Quote the items below word for word, starting at the very first line and ending with the line that contains "hscroll-thumb[interactable] — [24, 490, 453, 506]", that line included.

**** Supplied data

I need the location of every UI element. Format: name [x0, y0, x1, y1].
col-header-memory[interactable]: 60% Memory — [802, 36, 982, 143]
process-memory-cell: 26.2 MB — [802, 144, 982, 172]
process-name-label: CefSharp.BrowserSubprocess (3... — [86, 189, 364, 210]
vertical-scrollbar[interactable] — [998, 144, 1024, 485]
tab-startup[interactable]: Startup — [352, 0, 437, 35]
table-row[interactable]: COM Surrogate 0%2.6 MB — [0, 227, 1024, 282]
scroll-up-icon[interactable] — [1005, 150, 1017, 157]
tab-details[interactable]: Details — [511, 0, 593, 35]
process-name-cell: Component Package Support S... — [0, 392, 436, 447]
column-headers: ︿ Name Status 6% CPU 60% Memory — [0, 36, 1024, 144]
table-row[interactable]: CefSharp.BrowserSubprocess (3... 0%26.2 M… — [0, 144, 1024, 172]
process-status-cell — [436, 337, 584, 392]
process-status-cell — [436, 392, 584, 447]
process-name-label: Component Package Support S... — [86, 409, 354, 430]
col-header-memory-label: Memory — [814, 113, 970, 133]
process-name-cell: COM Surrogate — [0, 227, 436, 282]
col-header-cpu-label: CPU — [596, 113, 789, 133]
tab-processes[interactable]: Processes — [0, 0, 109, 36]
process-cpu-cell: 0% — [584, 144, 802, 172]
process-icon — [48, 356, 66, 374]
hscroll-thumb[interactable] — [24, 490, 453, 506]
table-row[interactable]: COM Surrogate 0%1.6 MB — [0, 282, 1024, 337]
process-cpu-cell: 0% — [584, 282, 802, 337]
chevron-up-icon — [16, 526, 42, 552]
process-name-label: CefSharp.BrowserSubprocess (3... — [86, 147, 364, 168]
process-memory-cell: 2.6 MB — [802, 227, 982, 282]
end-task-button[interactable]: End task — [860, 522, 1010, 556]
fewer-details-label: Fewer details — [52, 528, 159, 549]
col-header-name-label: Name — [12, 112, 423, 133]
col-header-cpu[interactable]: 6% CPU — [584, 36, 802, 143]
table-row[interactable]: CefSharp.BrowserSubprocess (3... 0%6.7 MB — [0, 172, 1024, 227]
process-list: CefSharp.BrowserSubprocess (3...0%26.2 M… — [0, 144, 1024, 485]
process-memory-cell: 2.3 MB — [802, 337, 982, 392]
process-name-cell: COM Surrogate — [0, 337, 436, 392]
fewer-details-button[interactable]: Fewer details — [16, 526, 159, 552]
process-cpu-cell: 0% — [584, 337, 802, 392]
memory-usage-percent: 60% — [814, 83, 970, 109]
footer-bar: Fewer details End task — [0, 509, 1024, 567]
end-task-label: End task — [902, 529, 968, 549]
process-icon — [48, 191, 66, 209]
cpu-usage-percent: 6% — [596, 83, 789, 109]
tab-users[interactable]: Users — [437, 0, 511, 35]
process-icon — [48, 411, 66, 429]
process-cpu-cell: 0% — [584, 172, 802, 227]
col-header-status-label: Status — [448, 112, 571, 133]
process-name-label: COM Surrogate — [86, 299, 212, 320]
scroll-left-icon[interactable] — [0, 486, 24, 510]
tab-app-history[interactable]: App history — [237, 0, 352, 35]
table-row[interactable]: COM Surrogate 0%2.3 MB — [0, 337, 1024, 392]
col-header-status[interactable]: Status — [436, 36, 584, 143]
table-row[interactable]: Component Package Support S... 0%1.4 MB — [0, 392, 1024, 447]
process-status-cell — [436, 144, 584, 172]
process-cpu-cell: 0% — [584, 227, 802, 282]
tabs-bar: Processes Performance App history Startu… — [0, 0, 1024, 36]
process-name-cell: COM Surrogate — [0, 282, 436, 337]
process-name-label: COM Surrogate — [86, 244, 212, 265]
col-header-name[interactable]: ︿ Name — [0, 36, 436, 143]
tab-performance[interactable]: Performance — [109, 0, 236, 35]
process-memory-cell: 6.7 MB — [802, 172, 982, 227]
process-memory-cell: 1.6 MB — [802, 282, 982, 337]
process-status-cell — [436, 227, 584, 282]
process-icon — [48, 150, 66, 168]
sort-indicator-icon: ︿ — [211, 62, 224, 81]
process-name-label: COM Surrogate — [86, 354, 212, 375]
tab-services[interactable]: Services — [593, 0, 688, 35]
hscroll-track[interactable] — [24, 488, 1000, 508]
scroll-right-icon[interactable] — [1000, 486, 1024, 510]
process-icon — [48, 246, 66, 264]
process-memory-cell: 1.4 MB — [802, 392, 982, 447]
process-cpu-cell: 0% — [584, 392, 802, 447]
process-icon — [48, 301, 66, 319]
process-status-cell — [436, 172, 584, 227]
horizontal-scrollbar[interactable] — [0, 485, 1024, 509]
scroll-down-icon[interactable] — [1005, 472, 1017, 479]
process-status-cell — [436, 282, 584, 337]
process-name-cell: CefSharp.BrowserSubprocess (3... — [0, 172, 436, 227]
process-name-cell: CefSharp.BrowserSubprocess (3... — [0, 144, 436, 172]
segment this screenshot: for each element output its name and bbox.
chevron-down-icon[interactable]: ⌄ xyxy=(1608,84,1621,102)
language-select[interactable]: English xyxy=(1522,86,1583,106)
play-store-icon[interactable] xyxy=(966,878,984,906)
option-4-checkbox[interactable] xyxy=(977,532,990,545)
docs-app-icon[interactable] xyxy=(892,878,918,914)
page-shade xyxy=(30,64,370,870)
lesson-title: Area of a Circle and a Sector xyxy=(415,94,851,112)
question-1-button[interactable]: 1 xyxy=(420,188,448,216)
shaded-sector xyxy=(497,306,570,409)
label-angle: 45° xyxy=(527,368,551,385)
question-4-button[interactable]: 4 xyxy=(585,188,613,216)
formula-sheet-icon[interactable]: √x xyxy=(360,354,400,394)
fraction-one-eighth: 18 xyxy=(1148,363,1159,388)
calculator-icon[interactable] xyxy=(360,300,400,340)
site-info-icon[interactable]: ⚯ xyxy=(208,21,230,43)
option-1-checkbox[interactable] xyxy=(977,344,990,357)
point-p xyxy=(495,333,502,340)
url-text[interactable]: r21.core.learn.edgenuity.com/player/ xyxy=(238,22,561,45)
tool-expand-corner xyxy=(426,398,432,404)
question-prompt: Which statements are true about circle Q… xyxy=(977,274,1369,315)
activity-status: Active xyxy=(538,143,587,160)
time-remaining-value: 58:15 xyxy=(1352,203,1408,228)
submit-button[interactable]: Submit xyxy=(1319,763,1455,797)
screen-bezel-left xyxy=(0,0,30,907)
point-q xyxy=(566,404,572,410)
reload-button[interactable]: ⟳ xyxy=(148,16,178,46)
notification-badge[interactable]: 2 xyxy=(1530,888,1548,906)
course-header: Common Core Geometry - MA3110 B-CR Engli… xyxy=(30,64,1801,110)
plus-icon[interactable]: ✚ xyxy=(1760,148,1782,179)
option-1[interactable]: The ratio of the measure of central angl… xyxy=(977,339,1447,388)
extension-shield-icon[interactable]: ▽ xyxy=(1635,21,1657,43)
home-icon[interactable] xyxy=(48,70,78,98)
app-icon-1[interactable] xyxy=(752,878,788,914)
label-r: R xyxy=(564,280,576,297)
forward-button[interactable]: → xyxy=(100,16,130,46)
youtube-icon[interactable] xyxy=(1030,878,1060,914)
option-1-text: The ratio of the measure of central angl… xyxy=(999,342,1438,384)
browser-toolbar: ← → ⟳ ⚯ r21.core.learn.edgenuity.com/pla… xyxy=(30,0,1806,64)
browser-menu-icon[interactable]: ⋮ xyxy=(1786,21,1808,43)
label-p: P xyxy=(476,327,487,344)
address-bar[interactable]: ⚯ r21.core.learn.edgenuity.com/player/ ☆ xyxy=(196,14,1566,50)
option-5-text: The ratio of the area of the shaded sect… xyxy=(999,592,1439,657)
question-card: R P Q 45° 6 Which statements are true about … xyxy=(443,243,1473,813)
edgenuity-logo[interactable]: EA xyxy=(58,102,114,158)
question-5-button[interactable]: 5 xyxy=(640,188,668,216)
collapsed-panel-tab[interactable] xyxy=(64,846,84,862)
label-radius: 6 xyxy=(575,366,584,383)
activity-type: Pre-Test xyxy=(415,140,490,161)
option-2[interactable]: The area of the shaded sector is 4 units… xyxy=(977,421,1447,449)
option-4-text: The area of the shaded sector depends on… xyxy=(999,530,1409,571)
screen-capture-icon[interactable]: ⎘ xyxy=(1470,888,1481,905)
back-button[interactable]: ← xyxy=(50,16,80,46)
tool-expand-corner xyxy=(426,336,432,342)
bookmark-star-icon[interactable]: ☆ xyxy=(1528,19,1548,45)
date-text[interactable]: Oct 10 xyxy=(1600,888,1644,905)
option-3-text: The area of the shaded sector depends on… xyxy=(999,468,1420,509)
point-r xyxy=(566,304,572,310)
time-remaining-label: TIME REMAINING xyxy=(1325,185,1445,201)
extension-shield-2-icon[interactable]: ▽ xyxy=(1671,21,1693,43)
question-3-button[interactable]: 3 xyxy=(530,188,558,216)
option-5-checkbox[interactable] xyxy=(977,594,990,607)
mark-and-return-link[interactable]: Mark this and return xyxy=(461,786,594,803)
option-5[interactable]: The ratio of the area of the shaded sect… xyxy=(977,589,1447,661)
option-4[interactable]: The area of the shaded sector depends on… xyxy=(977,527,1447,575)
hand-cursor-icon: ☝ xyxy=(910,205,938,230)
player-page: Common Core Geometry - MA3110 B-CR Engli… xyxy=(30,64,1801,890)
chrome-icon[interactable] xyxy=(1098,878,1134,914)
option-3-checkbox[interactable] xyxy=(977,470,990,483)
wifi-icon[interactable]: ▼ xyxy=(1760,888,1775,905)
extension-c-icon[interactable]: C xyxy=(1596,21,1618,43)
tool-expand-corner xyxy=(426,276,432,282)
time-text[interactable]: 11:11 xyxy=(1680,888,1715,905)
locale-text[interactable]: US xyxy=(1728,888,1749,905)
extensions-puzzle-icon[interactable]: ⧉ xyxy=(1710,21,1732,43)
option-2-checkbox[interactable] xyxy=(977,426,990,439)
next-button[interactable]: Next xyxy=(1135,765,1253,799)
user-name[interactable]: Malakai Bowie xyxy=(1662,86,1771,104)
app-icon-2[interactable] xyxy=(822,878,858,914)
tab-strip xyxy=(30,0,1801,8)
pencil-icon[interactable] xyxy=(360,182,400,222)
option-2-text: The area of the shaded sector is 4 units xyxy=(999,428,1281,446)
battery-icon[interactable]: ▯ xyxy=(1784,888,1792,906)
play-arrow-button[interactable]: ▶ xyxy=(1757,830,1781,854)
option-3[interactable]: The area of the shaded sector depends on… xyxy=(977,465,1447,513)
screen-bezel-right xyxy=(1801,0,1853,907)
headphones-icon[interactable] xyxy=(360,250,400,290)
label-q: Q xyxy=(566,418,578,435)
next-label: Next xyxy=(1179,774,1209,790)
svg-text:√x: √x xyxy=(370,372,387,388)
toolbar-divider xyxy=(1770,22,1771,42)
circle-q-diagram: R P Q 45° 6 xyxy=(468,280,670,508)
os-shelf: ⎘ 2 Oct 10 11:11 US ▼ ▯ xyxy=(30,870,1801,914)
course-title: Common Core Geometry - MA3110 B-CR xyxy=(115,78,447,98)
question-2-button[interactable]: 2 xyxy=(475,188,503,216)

********

**Written response**
I need the location of every UI element. Format: name [x0, y0, x1, y1].
col-header-memory[interactable]: 60% Memory — [802, 36, 982, 143]
process-memory-cell: 26.2 MB — [802, 144, 982, 172]
process-name-label: CefSharp.BrowserSubprocess (3... — [86, 189, 364, 210]
vertical-scrollbar[interactable] — [998, 144, 1024, 485]
tab-startup[interactable]: Startup — [352, 0, 437, 35]
table-row[interactable]: COM Surrogate 0%2.6 MB — [0, 227, 1024, 282]
scroll-up-icon[interactable] — [1005, 150, 1017, 157]
tab-details[interactable]: Details — [511, 0, 593, 35]
process-name-cell: Component Package Support S... — [0, 392, 436, 447]
column-headers: ︿ Name Status 6% CPU 60% Memory — [0, 36, 1024, 144]
table-row[interactable]: CefSharp.BrowserSubprocess (3... 0%26.2 M… — [0, 144, 1024, 172]
process-status-cell — [436, 337, 584, 392]
process-status-cell — [436, 392, 584, 447]
process-name-label: Component Package Support S... — [86, 409, 354, 430]
col-header-memory-label: Memory — [814, 113, 970, 133]
process-name-cell: COM Surrogate — [0, 227, 436, 282]
col-header-cpu-label: CPU — [596, 113, 789, 133]
tab-processes[interactable]: Processes — [0, 0, 109, 36]
process-cpu-cell: 0% — [584, 144, 802, 172]
process-icon — [48, 356, 66, 374]
hscroll-thumb[interactable] — [24, 490, 453, 506]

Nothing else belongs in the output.